▶ GIVEN ENTRIES:
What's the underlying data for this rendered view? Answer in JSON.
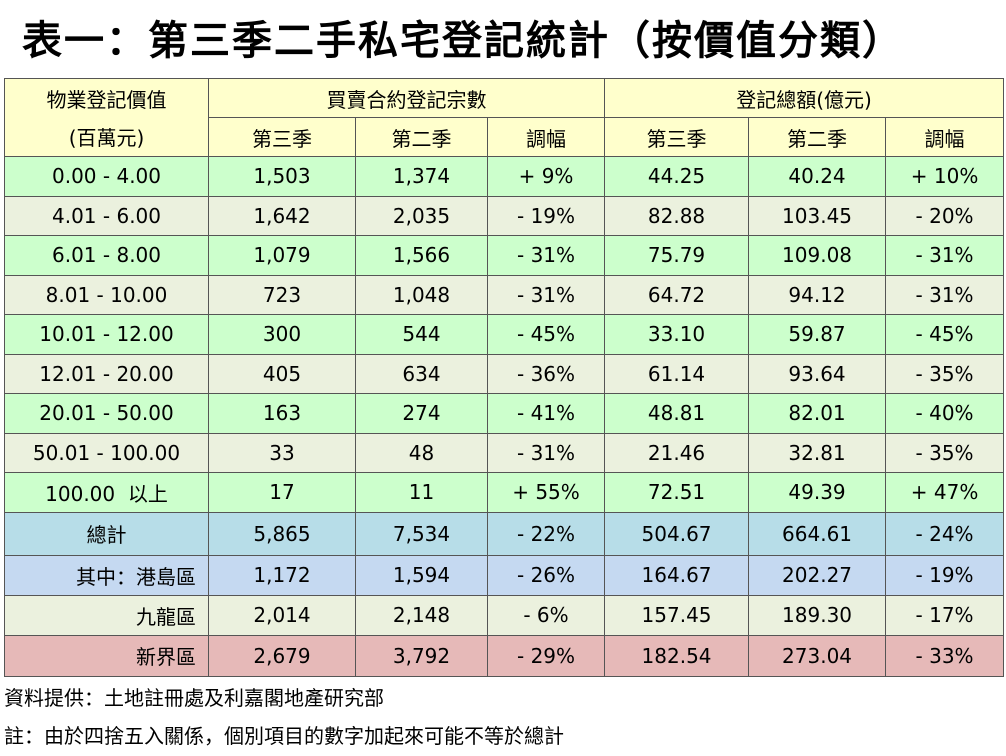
{
  "title": "表一：第三季二手私宅登記統計（按價值分類）",
  "table": {
    "header": {
      "value_band": "物業登記價值",
      "value_unit": "(百萬元)",
      "count_group": "買賣合約登記宗數",
      "amount_group": "登記總額(億元)",
      "sub": [
        "第三季",
        "第二季",
        "調幅",
        "第三季",
        "第二季",
        "調幅"
      ]
    },
    "rows": [
      [
        "0.00 - 4.00",
        "1,503",
        "1,374",
        "+ 9%",
        "44.25",
        "40.24",
        "+ 10%"
      ],
      [
        "4.01 - 6.00",
        "1,642",
        "2,035",
        "- 19%",
        "82.88",
        "103.45",
        "- 20%"
      ],
      [
        "6.01 - 8.00",
        "1,079",
        "1,566",
        "- 31%",
        "75.79",
        "109.08",
        "- 31%"
      ],
      [
        "8.01 - 10.00",
        "723",
        "1,048",
        "- 31%",
        "64.72",
        "94.12",
        "- 31%"
      ],
      [
        "10.01 - 12.00",
        "300",
        "544",
        "- 45%",
        "33.10",
        "59.87",
        "- 45%"
      ],
      [
        "12.01 - 20.00",
        "405",
        "634",
        "- 36%",
        "61.14",
        "93.64",
        "- 35%"
      ],
      [
        "20.01 - 50.00",
        "163",
        "274",
        "- 41%",
        "48.81",
        "82.01",
        "- 40%"
      ],
      [
        "50.01 - 100.00",
        "33",
        "48",
        "- 31%",
        "21.46",
        "32.81",
        "- 35%"
      ],
      [
        "100.00  以上",
        "17",
        "11",
        "+ 55%",
        "72.51",
        "49.39",
        "+ 47%"
      ]
    ],
    "summary_rows": [
      [
        "總計",
        "5,865",
        "7,534",
        "- 22%",
        "504.67",
        "664.61",
        "- 24%"
      ],
      [
        "其中：港島區",
        "1,172",
        "1,594",
        "- 26%",
        "164.67",
        "202.27",
        "- 19%"
      ],
      [
        "九龍區",
        "2,014",
        "2,148",
        "- 6%",
        "157.45",
        "189.30",
        "- 17%"
      ],
      [
        "新界區",
        "2,679",
        "3,792",
        "- 29%",
        "182.54",
        "273.04",
        "- 33%"
      ]
    ]
  },
  "notes": [
    "資料提供：土地註冊處及利嘉閣地產研究部",
    "註：由於四捨五入關係，個別項目的數字加起來可能不等於總計"
  ]
}
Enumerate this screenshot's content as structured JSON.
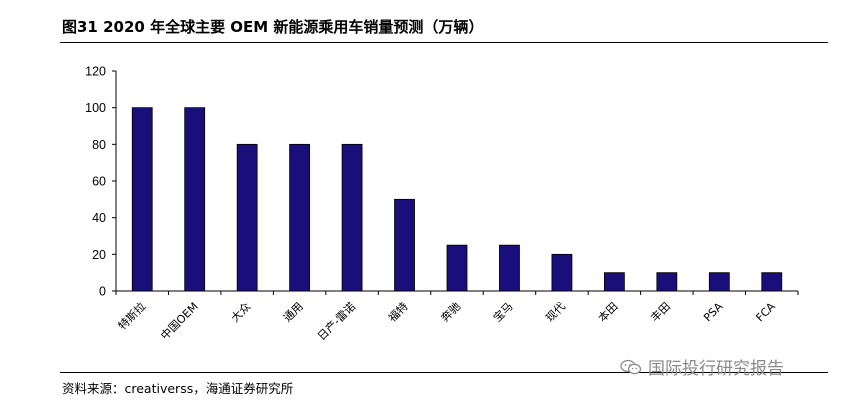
{
  "title": "图31 2020 年全球主要 OEM 新能源乘用车销量预测（万辆）",
  "source": "资料来源：creativerss，海通证券研究所",
  "watermark": "国际投行研究报告",
  "colors": {
    "bar": "#1a0f7a",
    "bar_outline": "#000000",
    "axis": "#000000"
  },
  "chart_data": {
    "type": "bar",
    "title": "图31 2020 年全球主要 OEM 新能源乘用车销量预测（万辆）",
    "xlabel": "",
    "ylabel": "",
    "ylim": [
      0,
      120
    ],
    "yticks": [
      0,
      20,
      40,
      60,
      80,
      100,
      120
    ],
    "grid": false,
    "legend": "none",
    "categories": [
      "特斯拉",
      "中国OEM",
      "大众",
      "通用",
      "日产-雷诺",
      "福特",
      "奔驰",
      "宝马",
      "现代",
      "本田",
      "丰田",
      "PSA",
      "FCA"
    ],
    "values": [
      100,
      100,
      80,
      80,
      80,
      50,
      25,
      25,
      20,
      10,
      10,
      10,
      10
    ]
  }
}
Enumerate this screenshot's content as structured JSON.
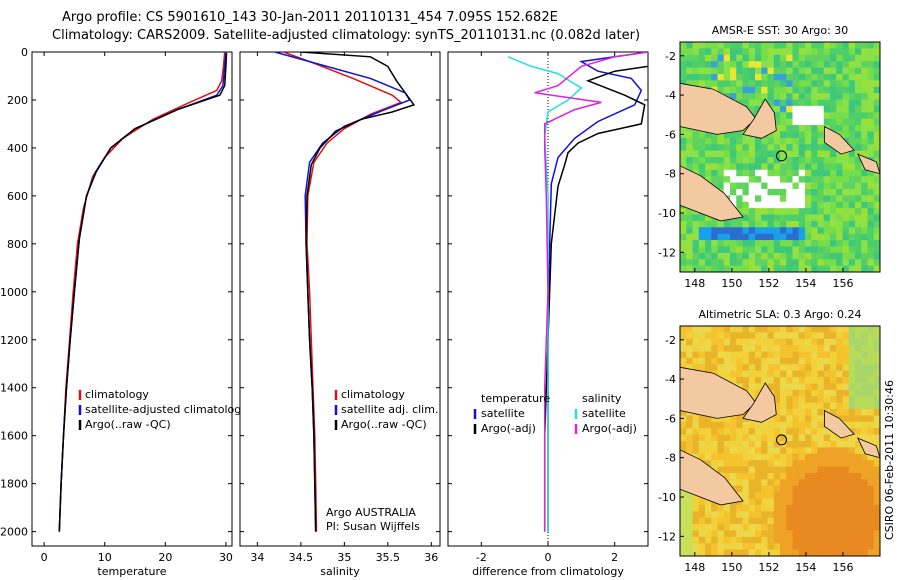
{
  "header": {
    "line1": "Argo profile: CS 5901610_143 30-Jan-2011 20110131_454 7.095S 152.682E",
    "line2": "Climatology: CARS2009. Satellite-adjusted climatology: synTS_20110131.nc (0.082d later)"
  },
  "side_note": "CSIRO 06-Feb-2011 10:30:46",
  "colors": {
    "climatology": "#e01010",
    "satellite": "#1010e0",
    "argo": "#000000",
    "sat_temp": "#20e0e0",
    "argo_adj_sal": "#e020e0"
  },
  "chart_data": [
    {
      "type": "line",
      "xlabel": "temperature",
      "xlim": [
        -2,
        31
      ],
      "xticks": [
        0,
        10,
        20,
        30
      ],
      "ylim": [
        0,
        2060
      ],
      "yticks": [
        0,
        200,
        400,
        600,
        800,
        1000,
        1200,
        1400,
        1600,
        1800,
        2000
      ],
      "legend": [
        "climatology",
        "satellite-adjusted climatology",
        "Argo(..raw -QC)"
      ],
      "series": [
        {
          "name": "climatology",
          "color": "#e01010",
          "points": [
            [
              29.8,
              0
            ],
            [
              29.6,
              60
            ],
            [
              29.3,
              120
            ],
            [
              28.5,
              160
            ],
            [
              24,
              210
            ],
            [
              18,
              280
            ],
            [
              13,
              360
            ],
            [
              10,
              440
            ],
            [
              8,
              520
            ],
            [
              6.5,
              650
            ],
            [
              5.5,
              800
            ],
            [
              4.8,
              1000
            ],
            [
              4.2,
              1200
            ],
            [
              3.6,
              1400
            ],
            [
              3.2,
              1600
            ],
            [
              2.8,
              1800
            ],
            [
              2.5,
              2000
            ]
          ]
        },
        {
          "name": "satellite-adjusted climatology",
          "color": "#1010e0",
          "points": [
            [
              30,
              0
            ],
            [
              29.8,
              60
            ],
            [
              29.5,
              140
            ],
            [
              28.5,
              180
            ],
            [
              22,
              240
            ],
            [
              15,
              320
            ],
            [
              11,
              400
            ],
            [
              8.5,
              500
            ],
            [
              7,
              600
            ],
            [
              5.8,
              780
            ],
            [
              5,
              1000
            ],
            [
              4.3,
              1200
            ],
            [
              3.7,
              1400
            ],
            [
              3.2,
              1600
            ],
            [
              2.8,
              1800
            ],
            [
              2.5,
              2000
            ]
          ]
        },
        {
          "name": "Argo(..raw -QC)",
          "color": "#000000",
          "points": [
            [
              30.1,
              5
            ],
            [
              30,
              60
            ],
            [
              29.8,
              140
            ],
            [
              29,
              180
            ],
            [
              22,
              240
            ],
            [
              15,
              320
            ],
            [
              11,
              400
            ],
            [
              8.6,
              500
            ],
            [
              7,
              600
            ],
            [
              5.8,
              780
            ],
            [
              5,
              1000
            ],
            [
              4.3,
              1200
            ],
            [
              3.7,
              1400
            ],
            [
              3.2,
              1600
            ],
            [
              2.8,
              1800
            ],
            [
              2.5,
              2000
            ]
          ]
        }
      ]
    },
    {
      "type": "line",
      "xlabel": "salinity",
      "xlim": [
        33.8,
        36.1
      ],
      "xticks": [
        34,
        34.5,
        35,
        35.5,
        36
      ],
      "ylim": [
        0,
        2060
      ],
      "yticks": [
        0,
        200,
        400,
        600,
        800,
        1000,
        1200,
        1400,
        1600,
        1800,
        2000
      ],
      "legend": [
        "climatology",
        "satellite adj. clim.",
        "Argo(..raw -QC)"
      ],
      "note_lines": [
        "Argo AUSTRALIA",
        "PI: Susan Wijffels"
      ],
      "series": [
        {
          "name": "climatology",
          "color": "#e01010",
          "points": [
            [
              34.3,
              0
            ],
            [
              34.6,
              40
            ],
            [
              35.1,
              110
            ],
            [
              35.55,
              180
            ],
            [
              35.65,
              210
            ],
            [
              35.3,
              260
            ],
            [
              35,
              320
            ],
            [
              34.8,
              380
            ],
            [
              34.65,
              460
            ],
            [
              34.58,
              600
            ],
            [
              34.57,
              800
            ],
            [
              34.6,
              1000
            ],
            [
              34.62,
              1200
            ],
            [
              34.64,
              1400
            ],
            [
              34.66,
              1600
            ],
            [
              34.67,
              1800
            ],
            [
              34.68,
              2000
            ]
          ]
        },
        {
          "name": "satellite adj. clim.",
          "color": "#1010e0",
          "points": [
            [
              34.2,
              0
            ],
            [
              34.6,
              40
            ],
            [
              35.3,
              110
            ],
            [
              35.7,
              170
            ],
            [
              35.75,
              200
            ],
            [
              35.4,
              250
            ],
            [
              35,
              310
            ],
            [
              34.75,
              380
            ],
            [
              34.6,
              460
            ],
            [
              34.55,
              600
            ],
            [
              34.56,
              800
            ],
            [
              34.58,
              1000
            ],
            [
              34.6,
              1200
            ],
            [
              34.63,
              1400
            ],
            [
              34.65,
              1600
            ],
            [
              34.66,
              1800
            ],
            [
              34.67,
              2000
            ]
          ]
        },
        {
          "name": "Argo(..raw -QC)",
          "color": "#000000",
          "points": [
            [
              34.5,
              0
            ],
            [
              35.3,
              20
            ],
            [
              35.5,
              60
            ],
            [
              35.6,
              120
            ],
            [
              35.7,
              170
            ],
            [
              35.8,
              220
            ],
            [
              35.55,
              250
            ],
            [
              35.2,
              280
            ],
            [
              34.9,
              330
            ],
            [
              34.72,
              400
            ],
            [
              34.62,
              470
            ],
            [
              34.57,
              600
            ],
            [
              34.56,
              800
            ],
            [
              34.58,
              1000
            ],
            [
              34.6,
              1200
            ],
            [
              34.63,
              1400
            ],
            [
              34.65,
              1600
            ],
            [
              34.66,
              1800
            ],
            [
              34.67,
              2000
            ]
          ]
        }
      ]
    },
    {
      "type": "line",
      "xlabel": "difference from climatology",
      "xlim": [
        -3,
        3
      ],
      "xticks": [
        -2,
        0,
        2
      ],
      "ylim": [
        0,
        2060
      ],
      "yticks": [
        0,
        200,
        400,
        600,
        800,
        1000,
        1200,
        1400,
        1600,
        1800,
        2000
      ],
      "legend": [
        "temperature",
        "satellite",
        "Argo(-adj)",
        "salinity",
        "satellite",
        "Argo(-adj)"
      ],
      "series": [
        {
          "name": "temperature satellite",
          "color": "#1010e0",
          "points": [
            [
              3,
              0
            ],
            [
              2,
              20
            ],
            [
              1,
              40
            ],
            [
              1.5,
              80
            ],
            [
              2.5,
              110
            ],
            [
              2.8,
              160
            ],
            [
              2.6,
              220
            ],
            [
              1.5,
              290
            ],
            [
              0.8,
              360
            ],
            [
              0.3,
              440
            ],
            [
              0.1,
              550
            ],
            [
              0.05,
              800
            ],
            [
              0,
              1200
            ],
            [
              0,
              2000
            ]
          ]
        },
        {
          "name": "temperature Argo(-adj)",
          "color": "#000000",
          "points": [
            [
              3,
              60
            ],
            [
              2,
              80
            ],
            [
              1.2,
              120
            ],
            [
              2.3,
              180
            ],
            [
              2.9,
              220
            ],
            [
              2.8,
              300
            ],
            [
              1.5,
              340
            ],
            [
              0.9,
              380
            ],
            [
              0.6,
              420
            ],
            [
              0.5,
              470
            ],
            [
              0.3,
              560
            ],
            [
              0.1,
              800
            ],
            [
              0,
              1200
            ],
            [
              -0.1,
              1600
            ],
            [
              -0.1,
              2000
            ]
          ]
        },
        {
          "name": "salinity satellite",
          "color": "#20e0e0",
          "points": [
            [
              -1.2,
              20
            ],
            [
              -0.5,
              60
            ],
            [
              0.3,
              90
            ],
            [
              1,
              150
            ],
            [
              0.6,
              200
            ],
            [
              0,
              250
            ],
            [
              -0.1,
              350
            ],
            [
              0,
              600
            ],
            [
              0,
              1000
            ],
            [
              0,
              1400
            ],
            [
              0,
              2000
            ]
          ]
        },
        {
          "name": "salinity Argo(-adj)",
          "color": "#e020e0",
          "points": [
            [
              3,
              0
            ],
            [
              2,
              20
            ],
            [
              1,
              60
            ],
            [
              0.3,
              140
            ],
            [
              -0.4,
              170
            ],
            [
              1.6,
              210
            ],
            [
              0.8,
              240
            ],
            [
              -0.1,
              300
            ],
            [
              -0.1,
              400
            ],
            [
              -0.05,
              600
            ],
            [
              0,
              1000
            ],
            [
              -0.1,
              1400
            ],
            [
              -0.1,
              2000
            ]
          ]
        }
      ]
    },
    {
      "type": "heatmap",
      "title": "AMSR-E SST: 30 Argo: 30",
      "xticks": [
        148,
        150,
        152,
        154,
        156
      ],
      "yticks": [
        -2,
        -4,
        -6,
        -8,
        -10,
        -12
      ],
      "marker_lon": 152.682,
      "marker_lat": -7.095
    },
    {
      "type": "heatmap",
      "title": "Altimetric SLA: 0.3 Argo: 0.24",
      "xticks": [
        148,
        150,
        152,
        154,
        156
      ],
      "yticks": [
        -2,
        -4,
        -6,
        -8,
        -10,
        -12
      ],
      "marker_lon": 152.682,
      "marker_lat": -7.095
    }
  ]
}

▶ THE PROBLEM: From the listing above, collect each line in which the string "climatology" appears.

▶ RESULT OF THE TASK:
    "line2": "Climatology: CARS2009. Satellite-adjusted climatology: synTS_20110131.nc (0.082d later)"
    "climatology": "#e01010",
        "climatology",
        "satellite-adjusted climatology",
          "name": "climatology",
          "name": "satellite-adjusted climatology",
        "climatology",
          "name": "climatology",
      "xlabel": "difference from climatology",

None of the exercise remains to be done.